What the exercise asks: Extract every one of the lines below that contains the word "name", and copy each such line in full; matching is case-sensitive.

Data to use:
BEGIN

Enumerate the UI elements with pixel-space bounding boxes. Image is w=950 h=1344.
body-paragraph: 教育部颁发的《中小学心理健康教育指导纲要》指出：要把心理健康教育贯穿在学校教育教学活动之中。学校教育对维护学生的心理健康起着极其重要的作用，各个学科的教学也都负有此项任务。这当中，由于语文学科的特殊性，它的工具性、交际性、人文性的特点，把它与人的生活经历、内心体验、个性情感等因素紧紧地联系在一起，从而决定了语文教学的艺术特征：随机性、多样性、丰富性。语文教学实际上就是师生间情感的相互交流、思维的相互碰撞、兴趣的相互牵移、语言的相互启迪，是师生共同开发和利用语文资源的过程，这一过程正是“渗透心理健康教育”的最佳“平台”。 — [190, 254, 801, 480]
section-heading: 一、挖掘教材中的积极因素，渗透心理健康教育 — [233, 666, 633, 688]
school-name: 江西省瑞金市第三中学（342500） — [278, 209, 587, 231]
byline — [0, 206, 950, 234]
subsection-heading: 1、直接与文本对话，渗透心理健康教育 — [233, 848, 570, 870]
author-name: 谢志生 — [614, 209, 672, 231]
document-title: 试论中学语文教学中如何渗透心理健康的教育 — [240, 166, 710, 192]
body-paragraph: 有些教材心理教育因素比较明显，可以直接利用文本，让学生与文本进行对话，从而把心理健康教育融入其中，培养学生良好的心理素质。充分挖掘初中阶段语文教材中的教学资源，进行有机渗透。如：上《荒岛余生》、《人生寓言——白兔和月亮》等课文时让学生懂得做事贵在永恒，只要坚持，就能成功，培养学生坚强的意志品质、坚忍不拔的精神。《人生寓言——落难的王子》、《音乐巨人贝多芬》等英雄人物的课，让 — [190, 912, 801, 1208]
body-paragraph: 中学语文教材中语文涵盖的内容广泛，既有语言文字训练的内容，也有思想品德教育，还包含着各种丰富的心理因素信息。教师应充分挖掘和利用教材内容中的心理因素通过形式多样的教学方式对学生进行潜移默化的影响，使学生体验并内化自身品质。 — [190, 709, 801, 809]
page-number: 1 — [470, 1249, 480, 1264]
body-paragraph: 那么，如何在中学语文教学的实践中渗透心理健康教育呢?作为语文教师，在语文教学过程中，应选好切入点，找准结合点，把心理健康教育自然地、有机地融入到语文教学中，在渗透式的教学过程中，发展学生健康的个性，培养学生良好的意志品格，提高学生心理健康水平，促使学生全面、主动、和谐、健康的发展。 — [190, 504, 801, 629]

END

Task output:
school-name: 江西省瑞金市第三中学（342500） — [278, 209, 587, 231]
author-name: 谢志生 — [614, 209, 672, 231]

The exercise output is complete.